WHAT YOU ARE ASKED TO DO:
Every record below should be written out exactly; pictures stay out.

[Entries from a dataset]
>>>>>

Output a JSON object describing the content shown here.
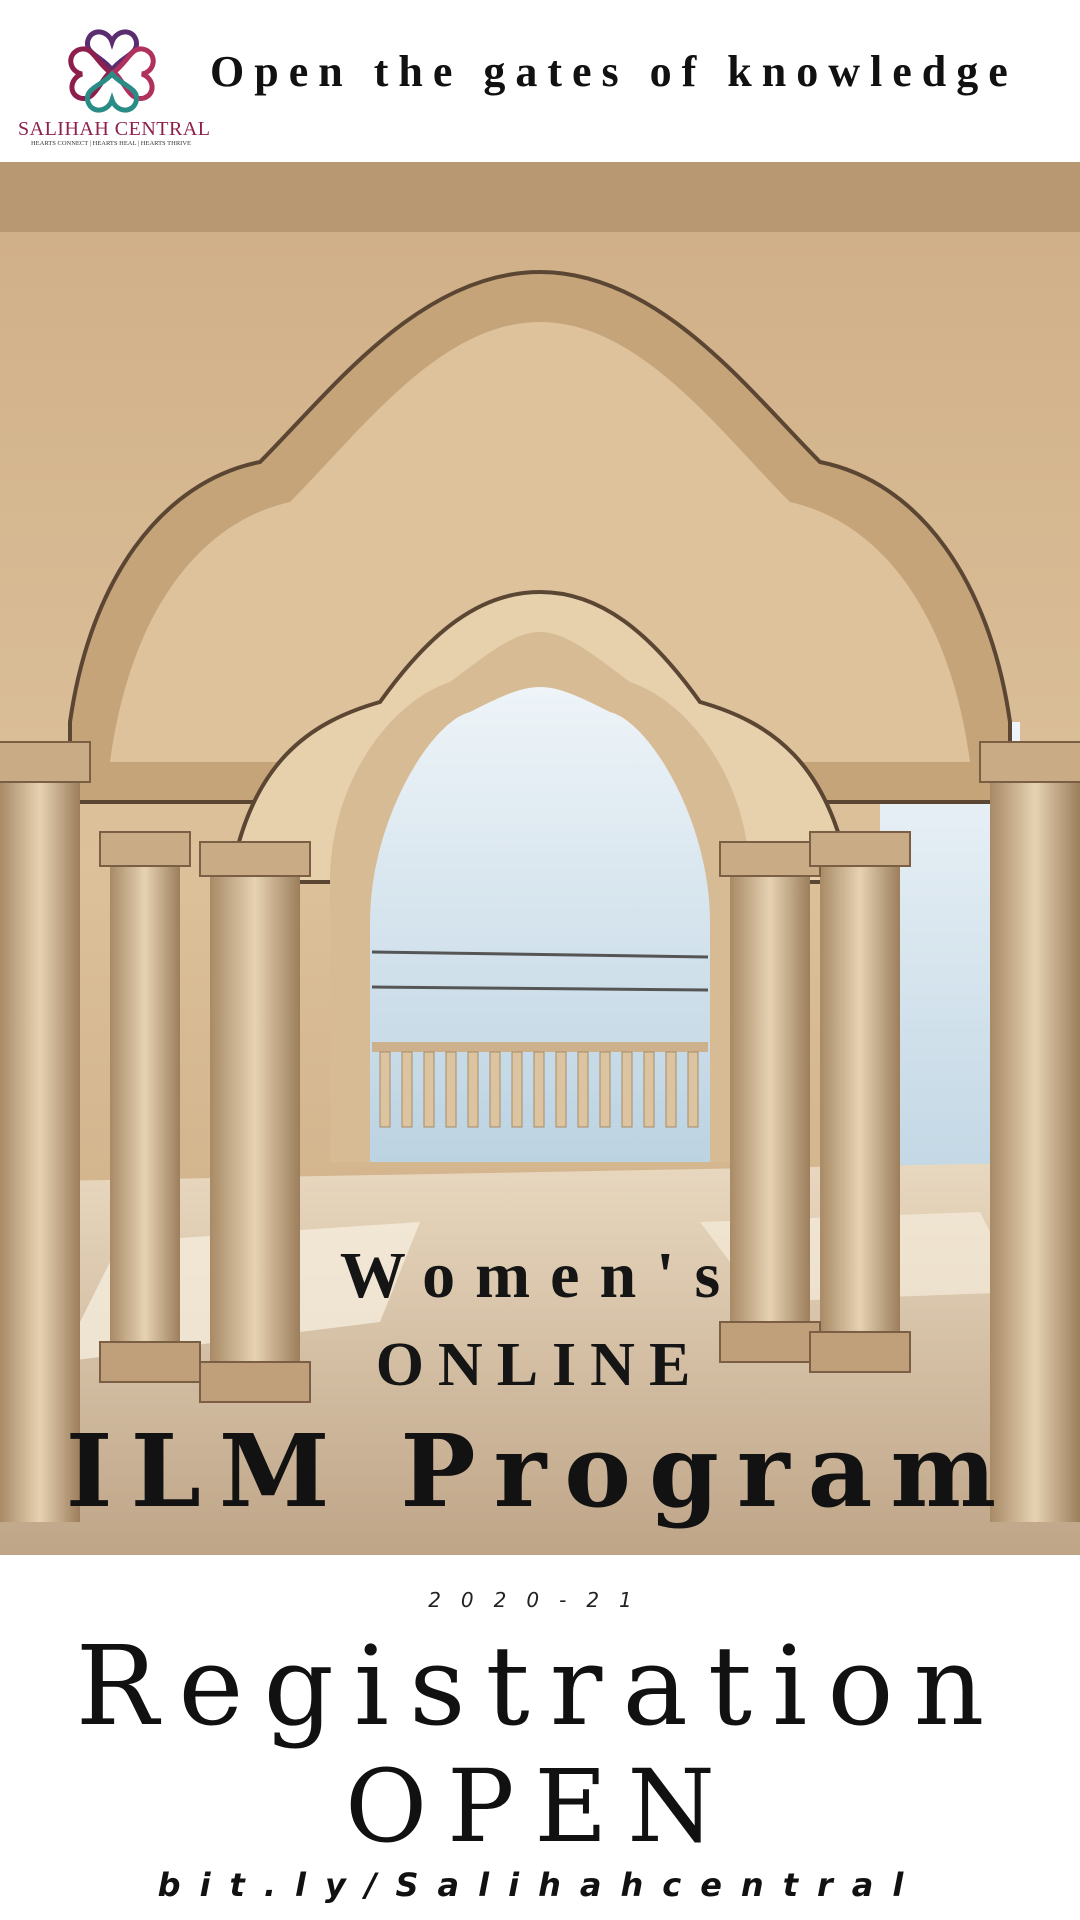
{
  "header": {
    "logo_name": "SALIHAH CENTRAL",
    "logo_tagline": "HEARTS CONNECT | HEARTS HEAL | HEARTS THRIVE",
    "tagline": "Open the gates of knowledge"
  },
  "hero": {
    "line1": "Women's",
    "line2": "ONLINE",
    "line3": "ILM Program"
  },
  "footer": {
    "year": "2020-21",
    "registration": "Registration",
    "open": "OPEN",
    "url": "bit.ly/Salihahcentral"
  },
  "colors": {
    "logo_magenta": "#8c1f4c",
    "logo_teal": "#2a8c86",
    "logo_purple": "#5b2c6f",
    "text": "#111111",
    "stone": "#d9bf98",
    "sky": "#cfe0ea"
  }
}
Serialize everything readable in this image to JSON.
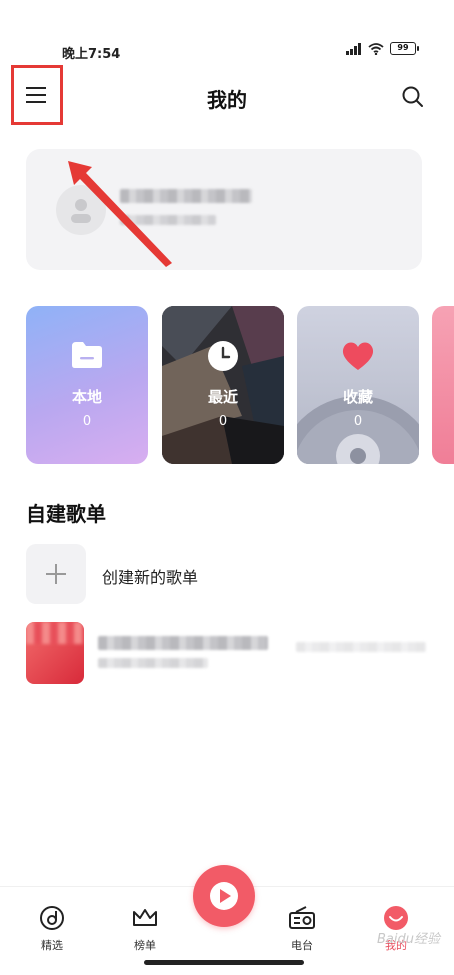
{
  "status_bar": {
    "time": "晚上7:54",
    "battery": "99"
  },
  "header": {
    "title": "我的",
    "menu_icon": "hamburger-menu-icon",
    "search_icon": "search-icon"
  },
  "colors": {
    "accent": "#f25b67",
    "highlight_box": "#e53935",
    "arrow": "#e53935"
  },
  "cards": [
    {
      "label": "本地",
      "count": "0",
      "icon": "folder-icon"
    },
    {
      "label": "最近",
      "count": "0",
      "icon": "clock-icon"
    },
    {
      "label": "收藏",
      "count": "0",
      "icon": "heart-icon"
    }
  ],
  "playlists": {
    "section_title": "自建歌单",
    "create_label": "创建新的歌单"
  },
  "bottom_nav": [
    {
      "label": "精选",
      "icon": "disc-icon"
    },
    {
      "label": "榜单",
      "icon": "crown-icon"
    },
    {
      "label": "",
      "icon": "play-icon"
    },
    {
      "label": "电台",
      "icon": "radio-icon"
    },
    {
      "label": "我的",
      "icon": "smile-icon",
      "active": true
    }
  ],
  "watermark": "Baidu经验"
}
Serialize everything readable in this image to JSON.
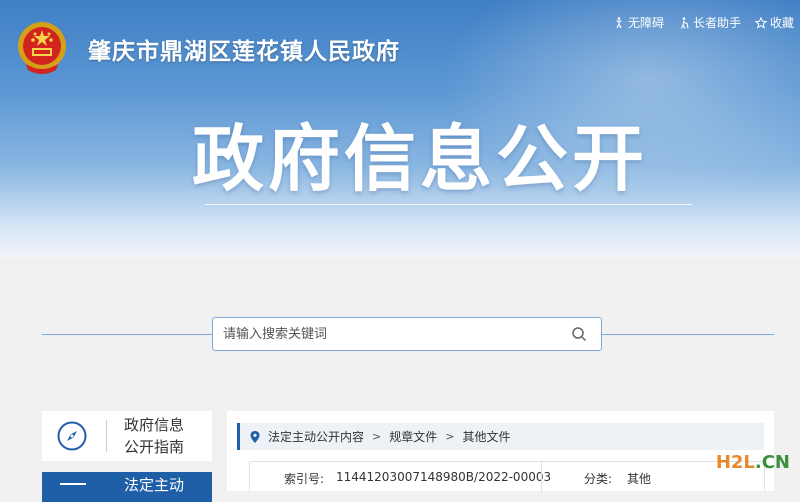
{
  "header": {
    "site_title": "肇庆市鼎湖区莲花镇人民政府",
    "links": [
      {
        "label": "无障碍",
        "icon": "accessibility-icon"
      },
      {
        "label": "长者助手",
        "icon": "elder-helper-icon"
      },
      {
        "label": "收藏",
        "icon": "star-icon"
      }
    ]
  },
  "hero": {
    "title": "政府信息公开"
  },
  "search": {
    "placeholder": "请输入搜索关键词"
  },
  "sidebar": {
    "guide": {
      "line1": "政府信息",
      "line2": "公开指南"
    },
    "active": {
      "label": "法定主动"
    }
  },
  "breadcrumb": [
    "法定主动公开内容",
    "规章文件",
    "其他文件"
  ],
  "info": {
    "index_label": "索引号:",
    "index_value": "11441203007148980B/2022-00003",
    "category_label": "分类:",
    "category_value": "其他"
  },
  "watermark": {
    "part1": "H2L",
    "part2": ".CN"
  },
  "colors": {
    "accent": "#1f5fa8",
    "hero_top": "#3f7fc5",
    "watermark_orange": "#e7892a",
    "watermark_green": "#3a8f3a"
  }
}
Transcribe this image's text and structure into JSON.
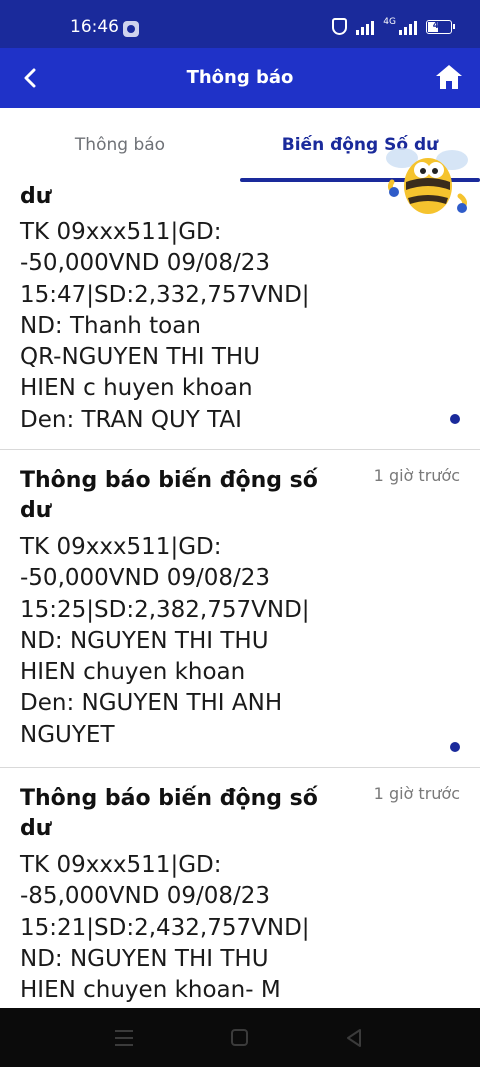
{
  "status_bar": {
    "time": "16:46",
    "network_label": "4G",
    "battery_level": "40"
  },
  "header": {
    "title": "Thông báo",
    "back_icon": "back-arrow-icon",
    "home_icon": "home-icon"
  },
  "tabs": [
    {
      "label": "Thông báo",
      "active": false
    },
    {
      "label": "Biến động Số dư",
      "active": true
    }
  ],
  "notifications": [
    {
      "title": "dư",
      "time": "",
      "body": "TK 09xxx511|GD:\n-50,000VND 09/08/23\n15:47|SD:2,332,757VND|\nND: Thanh toan\nQR-NGUYEN THI THU\nHIEN c huyen khoan\nDen: TRAN QUY TAI",
      "unread": true
    },
    {
      "title": "Thông báo biến động số dư",
      "time": "1 giờ trước",
      "body": "TK 09xxx511|GD:\n-50,000VND 09/08/23\n15:25|SD:2,382,757VND|\nND: NGUYEN THI THU\nHIEN chuyen khoan\nDen: NGUYEN THI ANH\nNGUYET",
      "unread": true
    },
    {
      "title": "Thông báo biến động số dư",
      "time": "1 giờ trước",
      "body": "TK 09xxx511|GD:\n-85,000VND 09/08/23\n15:21|SD:2,432,757VND|\nND: NGUYEN THI THU\nHIEN chuyen khoan- M",
      "unread": false
    }
  ],
  "colors": {
    "header_blue": "#1f32c8",
    "status_blue": "#1a2a9b",
    "unread_dot": "#1a2a9b"
  }
}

<<<<<

FINISHED EXERCISE:
Output a JSON object describing the content shown here.
{
  "header": {
    "logo_name": "SALIHAH CENTRAL",
    "logo_tagline": "HEARTS CONNECT | HEARTS HEAL | HEARTS THRIVE",
    "tagline": "Open the gates of knowledge"
  },
  "hero": {
    "line1": "Women's",
    "line2": "ONLINE",
    "line3": "ILM Program"
  },
  "footer": {
    "year": "2020-21",
    "registration": "Registration",
    "open": "OPEN",
    "url": "bit.ly/Salihahcentral"
  },
  "colors": {
    "logo_magenta": "#8c1f4c",
    "logo_teal": "#2a8c86",
    "logo_purple": "#5b2c6f",
    "text": "#111111",
    "stone": "#d9bf98",
    "sky": "#cfe0ea"
  }
}
Serialize everything readable in this image to JSON.
{
  "status_bar": {
    "time": "晚上7:54",
    "battery": "99"
  },
  "header": {
    "title": "我的",
    "menu_icon": "hamburger-menu-icon",
    "search_icon": "search-icon"
  },
  "colors": {
    "accent": "#f25b67",
    "highlight_box": "#e53935",
    "arrow": "#e53935"
  },
  "cards": [
    {
      "label": "本地",
      "count": "0",
      "icon": "folder-icon"
    },
    {
      "label": "最近",
      "count": "0",
      "icon": "clock-icon"
    },
    {
      "label": "收藏",
      "count": "0",
      "icon": "heart-icon"
    }
  ],
  "playlists": {
    "section_title": "自建歌单",
    "create_label": "创建新的歌单"
  },
  "bottom_nav": [
    {
      "label": "精选",
      "icon": "disc-icon"
    },
    {
      "label": "榜单",
      "icon": "crown-icon"
    },
    {
      "label": "",
      "icon": "play-icon"
    },
    {
      "label": "电台",
      "icon": "radio-icon"
    },
    {
      "label": "我的",
      "icon": "smile-icon",
      "active": true
    }
  ],
  "watermark": "Baidu经验"
}
Serialize everything readable in this image to JSON.
{
  "header": {
    "site_title": "肇庆市鼎湖区莲花镇人民政府",
    "links": [
      {
        "label": "无障碍",
        "icon": "accessibility-icon"
      },
      {
        "label": "长者助手",
        "icon": "elder-helper-icon"
      },
      {
        "label": "收藏",
        "icon": "star-icon"
      }
    ]
  },
  "hero": {
    "title": "政府信息公开"
  },
  "search": {
    "placeholder": "请输入搜索关键词"
  },
  "sidebar": {
    "guide": {
      "line1": "政府信息",
      "line2": "公开指南"
    },
    "active": {
      "label": "法定主动"
    }
  },
  "breadcrumb": [
    "法定主动公开内容",
    "规章文件",
    "其他文件"
  ],
  "info": {
    "index_label": "索引号:",
    "index_value": "11441203007148980B/2022-00003",
    "category_label": "分类:",
    "category_value": "其他"
  },
  "watermark": {
    "part1": "H2L",
    "part2": ".CN"
  },
  "colors": {
    "accent": "#1f5fa8",
    "hero_top": "#3f7fc5",
    "watermark_orange": "#e7892a",
    "watermark_green": "#3a8f3a"
  }
}
Transcribe this image's text and structure into JSON.
{
  "status_bar": {
    "time": "16:46",
    "network_label": "4G",
    "battery_level": "40"
  },
  "header": {
    "title": "Thông báo",
    "back_icon": "back-arrow-icon",
    "home_icon": "home-icon"
  },
  "tabs": [
    {
      "label": "Thông báo",
      "active": false
    },
    {
      "label": "Biến động Số dư",
      "active": true
    }
  ],
  "notifications": [
    {
      "title": "dư",
      "time": "",
      "body": "TK 09xxx511|GD:\n-50,000VND 09/08/23\n15:47|SD:2,332,757VND|\nND: Thanh toan\nQR-NGUYEN THI THU\nHIEN c huyen khoan\nDen: TRAN QUY TAI",
      "unread": true
    },
    {
      "title": "Thông báo biến động số dư",
      "time": "1 giờ trước",
      "body": "TK 09xxx511|GD:\n-50,000VND 09/08/23\n15:25|SD:2,382,757VND|\nND: NGUYEN THI THU\nHIEN chuyen khoan\nDen: NGUYEN THI ANH\nNGUYET",
      "unread": true
    },
    {
      "title": "Thông báo biến động số dư",
      "time": "1 giờ trước",
      "body": "TK 09xxx511|GD:\n-85,000VND 09/08/23\n15:21|SD:2,432,757VND|\nND: NGUYEN THI THU\nHIEN chuyen khoan- M",
      "unread": false
    }
  ],
  "colors": {
    "header_blue": "#1f32c8",
    "status_blue": "#1a2a9b",
    "unread_dot": "#1a2a9b"
  }
}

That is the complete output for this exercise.